Task statement: Copy out word for word the lines that start with the one containing "What elements are" and end with the one containing "169, 1050, 262)", both included.

Given entries:

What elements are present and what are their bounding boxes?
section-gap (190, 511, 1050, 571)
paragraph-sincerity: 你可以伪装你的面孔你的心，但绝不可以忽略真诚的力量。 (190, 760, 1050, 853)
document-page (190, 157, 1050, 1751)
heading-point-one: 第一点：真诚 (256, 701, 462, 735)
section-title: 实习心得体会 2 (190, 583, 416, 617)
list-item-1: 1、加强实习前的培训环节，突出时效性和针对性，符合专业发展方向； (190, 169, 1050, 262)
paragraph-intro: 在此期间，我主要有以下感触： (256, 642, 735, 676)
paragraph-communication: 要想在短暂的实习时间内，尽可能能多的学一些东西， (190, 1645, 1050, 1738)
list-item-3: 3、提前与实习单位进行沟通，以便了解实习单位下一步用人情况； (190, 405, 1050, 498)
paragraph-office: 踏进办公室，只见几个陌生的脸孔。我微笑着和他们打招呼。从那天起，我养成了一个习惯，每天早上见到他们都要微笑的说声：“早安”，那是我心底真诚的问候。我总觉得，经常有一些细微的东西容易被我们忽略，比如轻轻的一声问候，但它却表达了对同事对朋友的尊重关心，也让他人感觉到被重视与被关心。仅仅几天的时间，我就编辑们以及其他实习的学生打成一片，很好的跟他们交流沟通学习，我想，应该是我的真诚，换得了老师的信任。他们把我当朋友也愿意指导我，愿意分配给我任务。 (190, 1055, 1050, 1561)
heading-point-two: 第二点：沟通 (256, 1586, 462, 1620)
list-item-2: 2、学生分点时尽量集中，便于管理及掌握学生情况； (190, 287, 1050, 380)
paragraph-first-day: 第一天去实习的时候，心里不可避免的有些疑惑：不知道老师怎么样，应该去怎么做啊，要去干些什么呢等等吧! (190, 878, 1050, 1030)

--

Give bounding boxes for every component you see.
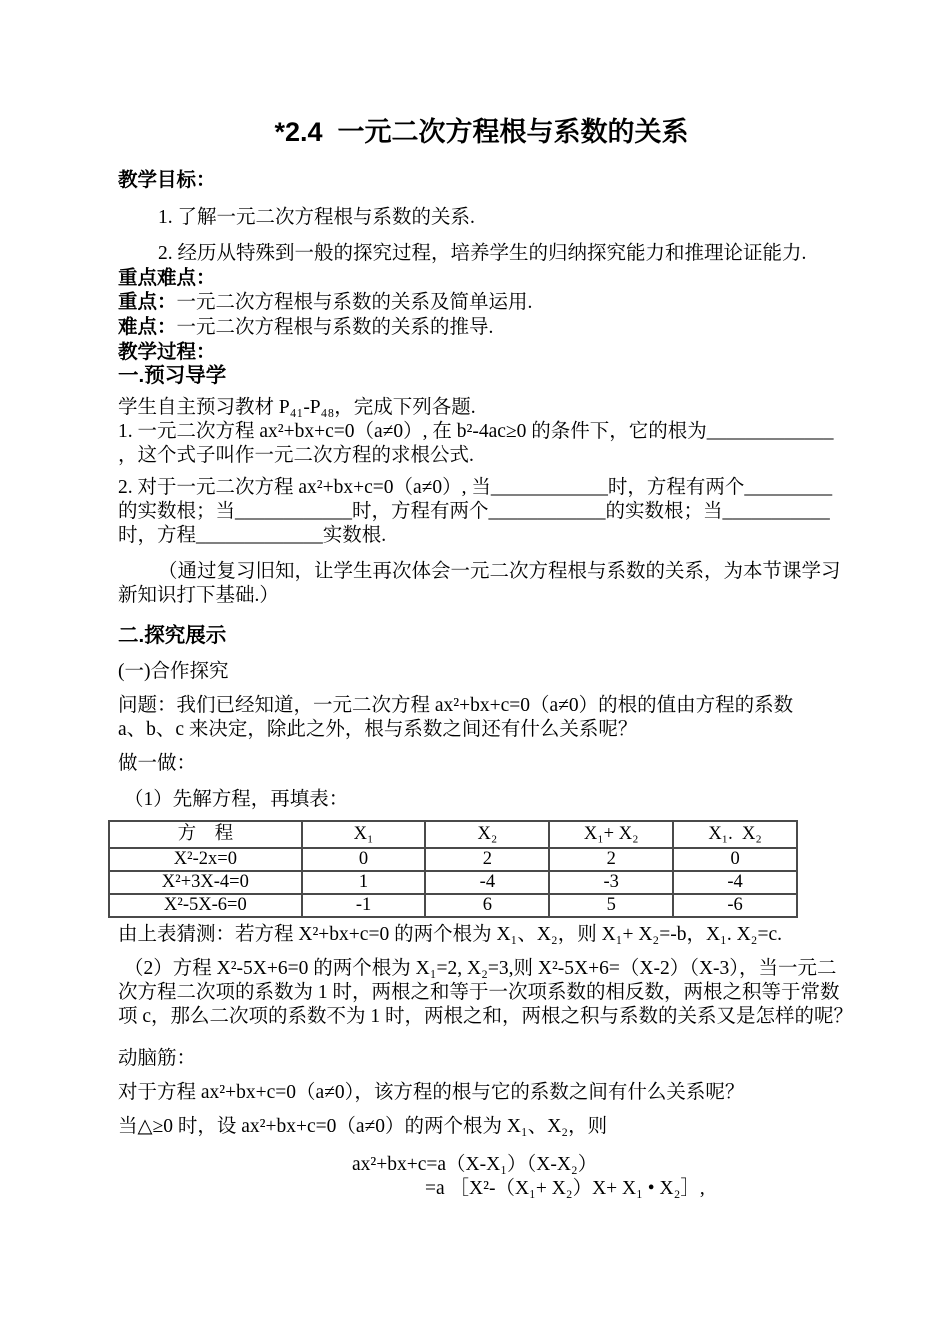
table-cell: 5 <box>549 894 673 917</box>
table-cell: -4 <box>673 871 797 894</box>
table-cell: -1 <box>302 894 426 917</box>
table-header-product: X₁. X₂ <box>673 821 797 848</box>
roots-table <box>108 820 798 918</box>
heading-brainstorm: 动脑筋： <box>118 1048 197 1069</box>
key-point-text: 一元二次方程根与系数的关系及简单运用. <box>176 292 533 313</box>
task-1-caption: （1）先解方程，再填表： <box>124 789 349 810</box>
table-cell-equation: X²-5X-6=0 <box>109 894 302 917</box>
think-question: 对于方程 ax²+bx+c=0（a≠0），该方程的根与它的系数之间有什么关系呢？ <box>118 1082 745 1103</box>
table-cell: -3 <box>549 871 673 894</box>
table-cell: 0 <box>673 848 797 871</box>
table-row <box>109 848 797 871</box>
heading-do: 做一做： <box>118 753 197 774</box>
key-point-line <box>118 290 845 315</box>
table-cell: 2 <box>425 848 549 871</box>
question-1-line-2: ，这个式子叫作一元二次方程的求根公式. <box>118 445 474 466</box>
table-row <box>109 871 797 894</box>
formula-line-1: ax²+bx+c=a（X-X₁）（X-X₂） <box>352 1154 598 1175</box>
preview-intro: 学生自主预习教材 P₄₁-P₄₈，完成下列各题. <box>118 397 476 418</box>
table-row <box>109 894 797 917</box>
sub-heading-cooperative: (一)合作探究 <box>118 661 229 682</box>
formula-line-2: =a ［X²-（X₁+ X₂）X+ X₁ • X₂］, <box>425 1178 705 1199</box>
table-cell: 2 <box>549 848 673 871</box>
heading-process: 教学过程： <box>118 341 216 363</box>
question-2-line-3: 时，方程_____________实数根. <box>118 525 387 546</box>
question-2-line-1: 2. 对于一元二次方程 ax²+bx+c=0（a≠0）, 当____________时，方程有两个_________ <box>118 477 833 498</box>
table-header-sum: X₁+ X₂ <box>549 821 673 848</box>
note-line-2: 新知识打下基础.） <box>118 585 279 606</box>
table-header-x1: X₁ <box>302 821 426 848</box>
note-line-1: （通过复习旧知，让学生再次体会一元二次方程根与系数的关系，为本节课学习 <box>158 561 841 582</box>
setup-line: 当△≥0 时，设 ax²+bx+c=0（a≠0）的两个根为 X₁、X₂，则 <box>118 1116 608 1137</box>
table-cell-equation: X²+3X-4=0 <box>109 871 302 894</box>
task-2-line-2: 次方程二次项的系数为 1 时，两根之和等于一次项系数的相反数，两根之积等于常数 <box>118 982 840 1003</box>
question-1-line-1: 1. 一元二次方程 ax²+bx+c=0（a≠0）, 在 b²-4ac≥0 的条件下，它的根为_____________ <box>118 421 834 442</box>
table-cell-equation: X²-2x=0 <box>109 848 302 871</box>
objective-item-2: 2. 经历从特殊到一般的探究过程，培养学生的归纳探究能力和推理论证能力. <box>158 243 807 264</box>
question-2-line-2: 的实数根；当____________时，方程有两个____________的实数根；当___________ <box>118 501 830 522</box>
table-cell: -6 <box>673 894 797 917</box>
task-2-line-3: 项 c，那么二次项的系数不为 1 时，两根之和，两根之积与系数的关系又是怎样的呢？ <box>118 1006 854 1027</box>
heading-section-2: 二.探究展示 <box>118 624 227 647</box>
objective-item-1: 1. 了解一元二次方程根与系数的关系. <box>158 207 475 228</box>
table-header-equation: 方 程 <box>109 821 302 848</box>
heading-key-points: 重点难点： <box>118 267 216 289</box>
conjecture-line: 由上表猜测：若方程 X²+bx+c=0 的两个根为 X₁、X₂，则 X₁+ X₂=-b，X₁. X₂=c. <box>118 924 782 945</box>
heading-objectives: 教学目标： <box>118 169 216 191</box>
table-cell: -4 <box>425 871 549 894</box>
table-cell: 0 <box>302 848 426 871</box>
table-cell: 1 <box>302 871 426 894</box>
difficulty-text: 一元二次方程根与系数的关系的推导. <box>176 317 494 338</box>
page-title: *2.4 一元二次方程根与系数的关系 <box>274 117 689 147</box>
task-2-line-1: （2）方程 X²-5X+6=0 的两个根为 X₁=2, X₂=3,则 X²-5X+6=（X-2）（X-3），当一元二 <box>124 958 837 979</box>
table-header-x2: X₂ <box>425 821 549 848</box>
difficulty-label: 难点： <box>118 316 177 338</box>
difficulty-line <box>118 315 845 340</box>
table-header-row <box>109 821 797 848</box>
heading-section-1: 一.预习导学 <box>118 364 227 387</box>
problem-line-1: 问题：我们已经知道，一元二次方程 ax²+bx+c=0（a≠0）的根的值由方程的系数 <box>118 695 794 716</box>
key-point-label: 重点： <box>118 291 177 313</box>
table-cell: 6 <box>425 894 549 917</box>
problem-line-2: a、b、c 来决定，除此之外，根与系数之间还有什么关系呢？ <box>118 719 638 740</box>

==

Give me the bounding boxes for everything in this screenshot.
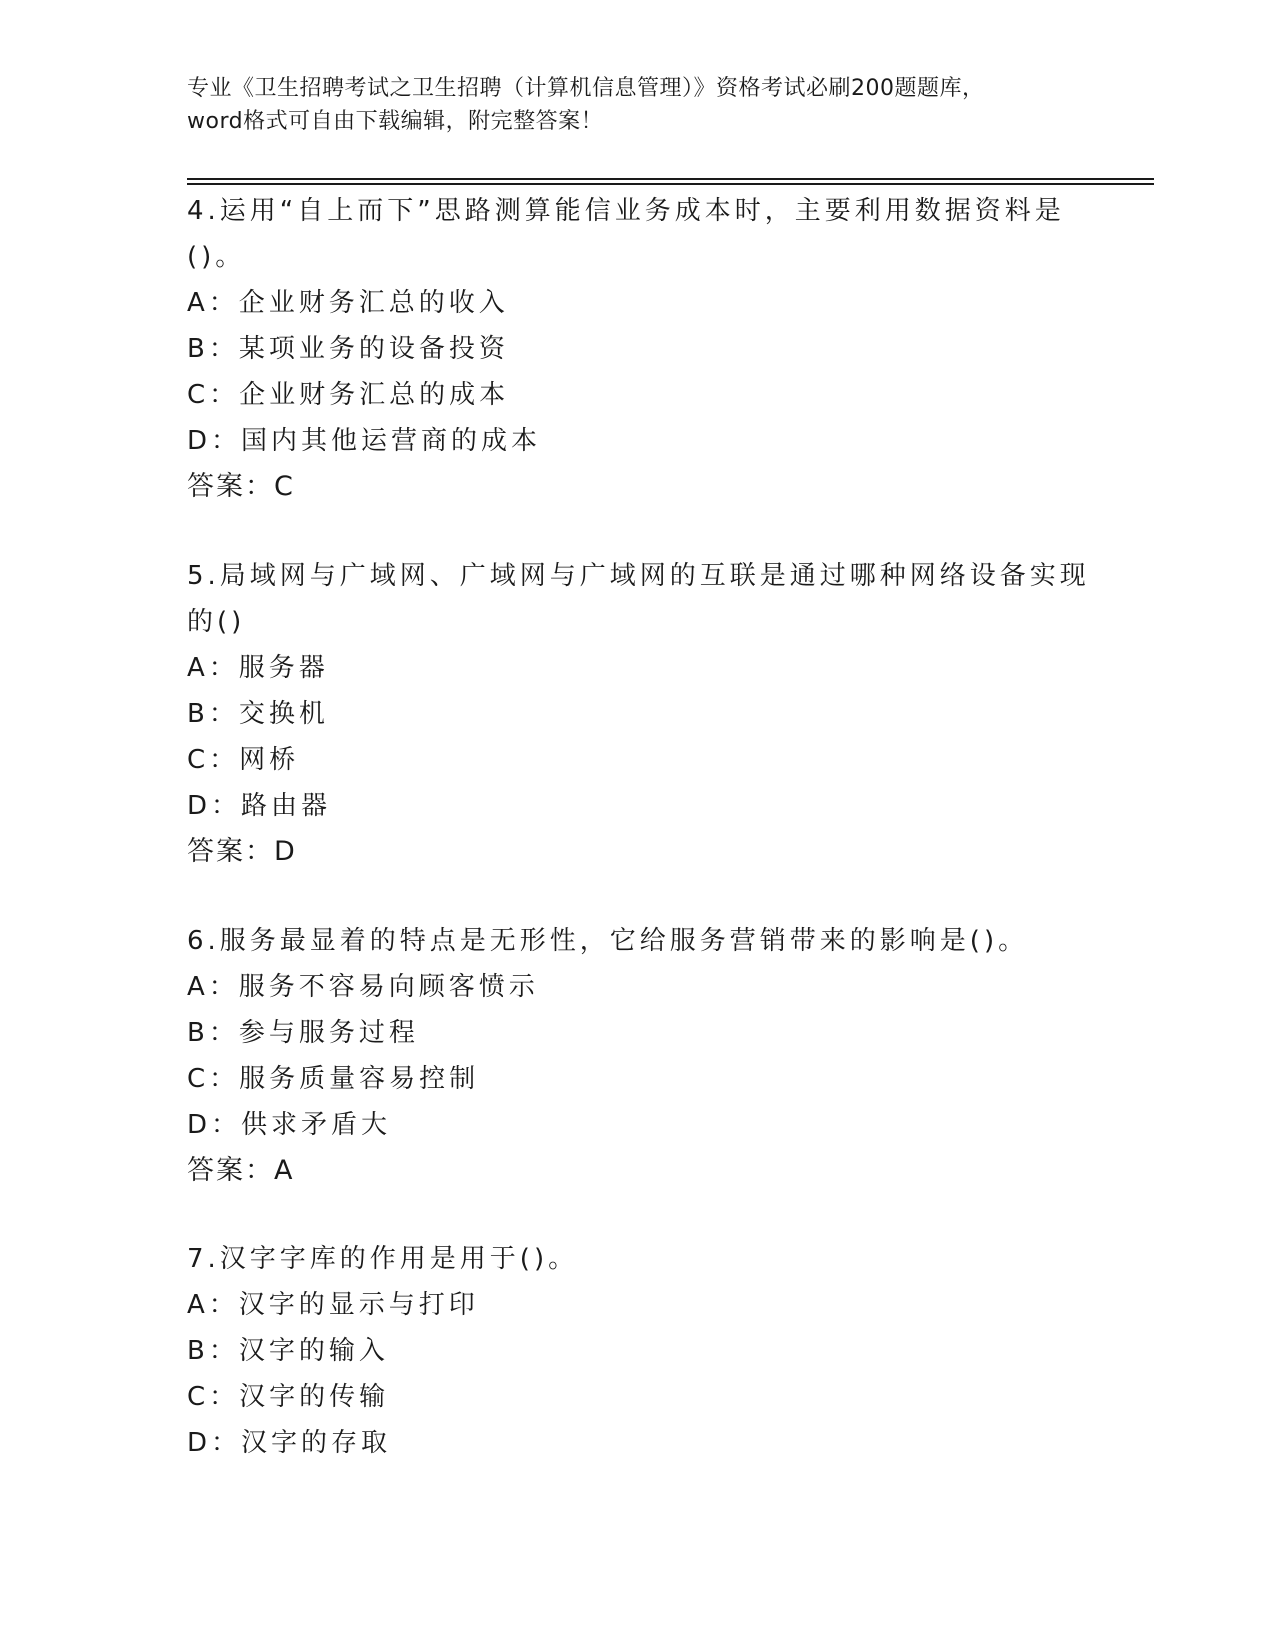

Solution for this exercise:
What elements are present and what are their bounding boxes?
section-gap (190, 511, 1050, 571)
paragraph-sincerity: 你可以伪装你的面孔你的心，但绝不可以忽略真诚的力量。 (190, 760, 1050, 853)
document-page (190, 157, 1050, 1751)
heading-point-one: 第一点：真诚 (256, 701, 462, 735)
section-title: 实习心得体会 2 (190, 583, 416, 617)
list-item-1: 1、加强实习前的培训环节，突出时效性和针对性，符合专业发展方向； (190, 169, 1050, 262)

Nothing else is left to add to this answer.